═══ PASSAGE FOR REVIEW

Mark’s ending was so unsettling to some anonymous monks in the Middle Ages that they added several other triumphant conclusions to this Gospel. You can read both of them in your Bibles; along with footnotes that indicate that neither of these happier endings is original. Meaning that Mark meant to end his Gospel with a very human reaction to trauma.
Early on Sunday morning, Mary Magdalene, Mary the mother of James, and Salome went to the tomb, carrying the spices they had purchased in order to anoint the body of Jesus. As they walked along, they wandered out loud who would roll the stone away for them. But when they arrived, the stone had already been moved. And that was unsettling. But more unsettling still was the presence of an odd young man, dressed in a white robe, and sitting on the right side of the slab where the body of Jesus had been. And that just frightened them. The young man must have seen their fear and so he tried to calm them. “Do not be alarmed,” he said, “You are looking for Jesus of Nazareth, who was crucified. He has been raised. He is not here. Look, this is the place they laid him. But go, tell his disciples and Peter that he is going ahead of you to Galilee; there you will see him…”
The young man’s speech didn’t seem to work because, we are told, immediately afterwards the women were seized with what the Greek text calls “tromos” and “ecstasis” – trauma and ecstasy. I imagine bodies shaking, minds reeling, mouths dry, cold sweat – all the classic signs of being terrified. They were terrified on Easter Sunday.
As I said, the Gospel of Mark never presents the Risen Jesus to us. The other Gospels do, claiming that people actually saw him - in the garden, on the Road to Emmaus, in a locked room. They not only saw him, but they touched him and ate with him and listened to him. But in Mark, there is only a promise. The young man who told them that Jesus had been raised also told them where they could see that for themselves. He said: “Go tell his disciples and Peter that he is going ahead of you to Galilee; there (out there in the future, in the living of your lives, in your everyday) you will see him, just as he told you.”
And so they set out on a journey into the rest of their lives, into the unknown of tomorrow, into a world dominated by a hostile Empire that crucified their Lord. They went, hoping, wondering if this outlandish promise could possibly be true. But they went, because the promise was all they really had.

══════
═══ DATA FOR ANALYSIS

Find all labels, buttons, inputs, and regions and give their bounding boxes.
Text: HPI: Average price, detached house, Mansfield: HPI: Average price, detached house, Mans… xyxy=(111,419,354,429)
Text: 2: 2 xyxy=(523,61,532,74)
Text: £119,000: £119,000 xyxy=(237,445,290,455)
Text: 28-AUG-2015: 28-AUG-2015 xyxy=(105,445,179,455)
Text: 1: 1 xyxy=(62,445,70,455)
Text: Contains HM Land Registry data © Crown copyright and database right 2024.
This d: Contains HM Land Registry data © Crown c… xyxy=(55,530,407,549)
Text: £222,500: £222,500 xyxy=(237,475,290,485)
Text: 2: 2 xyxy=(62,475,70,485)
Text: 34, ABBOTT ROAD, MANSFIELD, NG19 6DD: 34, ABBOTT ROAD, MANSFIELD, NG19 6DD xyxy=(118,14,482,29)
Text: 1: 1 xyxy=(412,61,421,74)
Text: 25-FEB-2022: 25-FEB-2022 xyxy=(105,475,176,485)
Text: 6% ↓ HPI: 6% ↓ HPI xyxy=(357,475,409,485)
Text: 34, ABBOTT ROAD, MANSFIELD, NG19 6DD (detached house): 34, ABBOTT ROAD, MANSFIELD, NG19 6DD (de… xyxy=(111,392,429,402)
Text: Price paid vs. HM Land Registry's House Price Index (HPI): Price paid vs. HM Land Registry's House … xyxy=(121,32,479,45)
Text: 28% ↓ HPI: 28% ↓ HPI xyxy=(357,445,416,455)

══════

ACTIVITY 1: List the signs of being terrified that the passage on Mark's Gospel imagines in the women.
ACTIVITY 2: Repeat the stretch of the passage on Mark's Gospel from "The young man’s" through "on Easter Sunday.".
The items have no connection to the passage on Mark's Gospel.

ANSWER BOX 1: Bodies shaking, minds reeling, mouths dry, cold sweat

ANSWER BOX 2:
The young man’s speech didn’t seem to work because, we are told, immediately afterwards the women were seized with what the Greek text calls “tromos” and “ecstasis” – trauma and ecstasy. I imagine bodies shaking, minds reeling, mouths dry, cold sweat – all the classic signs of being terrified. They were terrified on Easter Sunday.